**Extracted information:**
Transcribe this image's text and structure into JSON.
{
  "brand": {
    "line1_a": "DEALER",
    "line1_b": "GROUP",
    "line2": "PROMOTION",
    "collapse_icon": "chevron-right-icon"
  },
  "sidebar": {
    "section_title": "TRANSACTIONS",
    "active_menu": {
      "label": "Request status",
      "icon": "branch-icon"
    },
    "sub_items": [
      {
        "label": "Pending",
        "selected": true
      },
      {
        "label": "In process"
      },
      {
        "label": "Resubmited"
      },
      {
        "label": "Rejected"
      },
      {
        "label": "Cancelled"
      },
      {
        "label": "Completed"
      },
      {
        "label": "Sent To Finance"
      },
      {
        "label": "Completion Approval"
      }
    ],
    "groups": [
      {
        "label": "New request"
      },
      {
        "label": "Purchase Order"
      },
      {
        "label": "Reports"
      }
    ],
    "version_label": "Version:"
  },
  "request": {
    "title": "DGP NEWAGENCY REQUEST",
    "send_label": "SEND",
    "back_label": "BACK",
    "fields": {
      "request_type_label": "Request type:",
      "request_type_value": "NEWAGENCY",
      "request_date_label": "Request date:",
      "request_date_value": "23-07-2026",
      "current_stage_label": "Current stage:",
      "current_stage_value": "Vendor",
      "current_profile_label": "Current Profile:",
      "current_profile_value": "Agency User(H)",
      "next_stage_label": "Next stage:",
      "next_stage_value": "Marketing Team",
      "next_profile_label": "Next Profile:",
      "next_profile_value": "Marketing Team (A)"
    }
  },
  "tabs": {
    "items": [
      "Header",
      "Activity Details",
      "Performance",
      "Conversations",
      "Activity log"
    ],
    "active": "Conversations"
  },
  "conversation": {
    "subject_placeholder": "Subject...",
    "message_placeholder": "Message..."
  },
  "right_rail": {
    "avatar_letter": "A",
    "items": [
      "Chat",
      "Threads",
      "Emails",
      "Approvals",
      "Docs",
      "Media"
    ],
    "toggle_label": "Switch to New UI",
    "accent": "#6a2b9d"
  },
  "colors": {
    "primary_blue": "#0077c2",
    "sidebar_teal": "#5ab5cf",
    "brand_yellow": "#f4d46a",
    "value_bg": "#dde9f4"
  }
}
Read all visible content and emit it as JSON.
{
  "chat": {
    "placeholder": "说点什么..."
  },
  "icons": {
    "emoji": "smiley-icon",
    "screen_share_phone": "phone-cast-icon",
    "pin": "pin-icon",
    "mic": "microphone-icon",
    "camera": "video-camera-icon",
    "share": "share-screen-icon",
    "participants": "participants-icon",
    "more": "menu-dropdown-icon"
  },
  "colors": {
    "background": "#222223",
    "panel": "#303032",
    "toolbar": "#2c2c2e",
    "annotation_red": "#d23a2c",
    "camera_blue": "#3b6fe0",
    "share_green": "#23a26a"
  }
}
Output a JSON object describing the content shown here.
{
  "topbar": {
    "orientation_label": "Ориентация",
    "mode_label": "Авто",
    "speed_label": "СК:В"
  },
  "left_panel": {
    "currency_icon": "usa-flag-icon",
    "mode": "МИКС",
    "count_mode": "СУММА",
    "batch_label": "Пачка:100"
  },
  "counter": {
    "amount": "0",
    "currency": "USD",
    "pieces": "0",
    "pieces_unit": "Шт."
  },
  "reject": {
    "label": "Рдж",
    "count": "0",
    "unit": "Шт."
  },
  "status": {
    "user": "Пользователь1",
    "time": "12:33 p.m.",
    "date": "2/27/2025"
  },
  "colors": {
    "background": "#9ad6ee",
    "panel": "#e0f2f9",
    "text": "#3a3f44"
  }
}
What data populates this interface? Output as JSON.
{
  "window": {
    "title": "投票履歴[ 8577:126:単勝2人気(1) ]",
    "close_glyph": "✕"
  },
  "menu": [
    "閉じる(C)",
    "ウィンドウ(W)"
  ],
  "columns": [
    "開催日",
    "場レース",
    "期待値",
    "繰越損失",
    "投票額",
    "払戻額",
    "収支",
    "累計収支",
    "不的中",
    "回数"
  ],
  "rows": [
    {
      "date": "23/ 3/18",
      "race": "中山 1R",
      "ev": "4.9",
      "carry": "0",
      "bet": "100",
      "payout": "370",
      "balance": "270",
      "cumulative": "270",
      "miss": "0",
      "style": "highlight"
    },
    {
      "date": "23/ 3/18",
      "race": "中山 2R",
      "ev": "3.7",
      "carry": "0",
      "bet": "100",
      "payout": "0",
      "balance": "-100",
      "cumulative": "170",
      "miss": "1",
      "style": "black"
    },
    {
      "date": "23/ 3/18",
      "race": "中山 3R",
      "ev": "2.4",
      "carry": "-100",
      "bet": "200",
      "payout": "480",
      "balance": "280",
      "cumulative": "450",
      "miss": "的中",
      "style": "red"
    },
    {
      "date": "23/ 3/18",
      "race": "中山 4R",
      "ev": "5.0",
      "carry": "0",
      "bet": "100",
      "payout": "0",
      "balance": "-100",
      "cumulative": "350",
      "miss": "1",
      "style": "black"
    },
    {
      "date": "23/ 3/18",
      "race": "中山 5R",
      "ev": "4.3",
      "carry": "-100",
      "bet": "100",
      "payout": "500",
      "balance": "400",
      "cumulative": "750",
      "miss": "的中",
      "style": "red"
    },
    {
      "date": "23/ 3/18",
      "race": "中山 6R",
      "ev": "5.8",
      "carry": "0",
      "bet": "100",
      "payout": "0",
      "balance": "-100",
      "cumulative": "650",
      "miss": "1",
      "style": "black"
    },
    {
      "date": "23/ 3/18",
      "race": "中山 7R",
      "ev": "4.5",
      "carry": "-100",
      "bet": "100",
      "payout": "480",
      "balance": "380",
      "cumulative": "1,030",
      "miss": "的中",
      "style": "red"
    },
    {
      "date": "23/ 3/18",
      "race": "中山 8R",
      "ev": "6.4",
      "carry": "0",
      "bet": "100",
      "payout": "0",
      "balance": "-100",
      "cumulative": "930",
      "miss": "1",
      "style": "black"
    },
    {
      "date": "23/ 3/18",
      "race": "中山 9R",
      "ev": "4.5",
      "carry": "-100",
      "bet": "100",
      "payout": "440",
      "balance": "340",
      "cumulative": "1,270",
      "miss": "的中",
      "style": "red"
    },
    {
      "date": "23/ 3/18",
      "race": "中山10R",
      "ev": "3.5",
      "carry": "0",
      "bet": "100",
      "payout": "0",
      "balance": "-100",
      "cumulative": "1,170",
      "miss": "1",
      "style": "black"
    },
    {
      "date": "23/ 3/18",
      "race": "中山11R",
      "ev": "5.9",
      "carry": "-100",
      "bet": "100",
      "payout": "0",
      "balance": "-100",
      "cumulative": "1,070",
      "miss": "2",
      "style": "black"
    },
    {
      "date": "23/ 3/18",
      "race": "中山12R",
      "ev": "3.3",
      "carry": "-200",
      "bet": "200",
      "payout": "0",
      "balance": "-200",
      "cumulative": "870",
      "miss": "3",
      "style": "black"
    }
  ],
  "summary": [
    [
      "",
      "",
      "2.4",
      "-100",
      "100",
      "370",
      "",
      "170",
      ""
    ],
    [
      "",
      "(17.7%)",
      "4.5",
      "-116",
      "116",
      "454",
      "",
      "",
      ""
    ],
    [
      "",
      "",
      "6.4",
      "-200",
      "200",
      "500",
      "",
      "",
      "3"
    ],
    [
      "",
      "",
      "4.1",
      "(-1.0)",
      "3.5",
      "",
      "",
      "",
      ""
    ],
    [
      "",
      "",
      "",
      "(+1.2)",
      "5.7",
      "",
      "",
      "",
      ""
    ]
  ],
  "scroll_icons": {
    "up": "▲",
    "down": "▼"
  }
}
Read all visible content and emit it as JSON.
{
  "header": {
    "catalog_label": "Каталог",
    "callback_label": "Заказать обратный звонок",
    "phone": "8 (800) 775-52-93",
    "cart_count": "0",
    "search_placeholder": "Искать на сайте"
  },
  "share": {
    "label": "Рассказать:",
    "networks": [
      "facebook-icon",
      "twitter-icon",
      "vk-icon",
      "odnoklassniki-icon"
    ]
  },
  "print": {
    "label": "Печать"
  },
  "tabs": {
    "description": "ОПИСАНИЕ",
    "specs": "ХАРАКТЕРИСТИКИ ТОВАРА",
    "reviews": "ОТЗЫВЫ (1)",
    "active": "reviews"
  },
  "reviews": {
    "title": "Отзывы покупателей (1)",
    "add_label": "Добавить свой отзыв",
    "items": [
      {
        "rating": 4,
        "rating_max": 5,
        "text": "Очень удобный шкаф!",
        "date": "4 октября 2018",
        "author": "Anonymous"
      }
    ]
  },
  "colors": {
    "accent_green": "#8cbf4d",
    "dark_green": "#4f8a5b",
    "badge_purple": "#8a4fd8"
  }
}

**What the task asks:** Identify the lines that hold the word "Conversations". Copy every one of them.

**Result of the exercise:**
      "Conversations",
    "active": "Conversations"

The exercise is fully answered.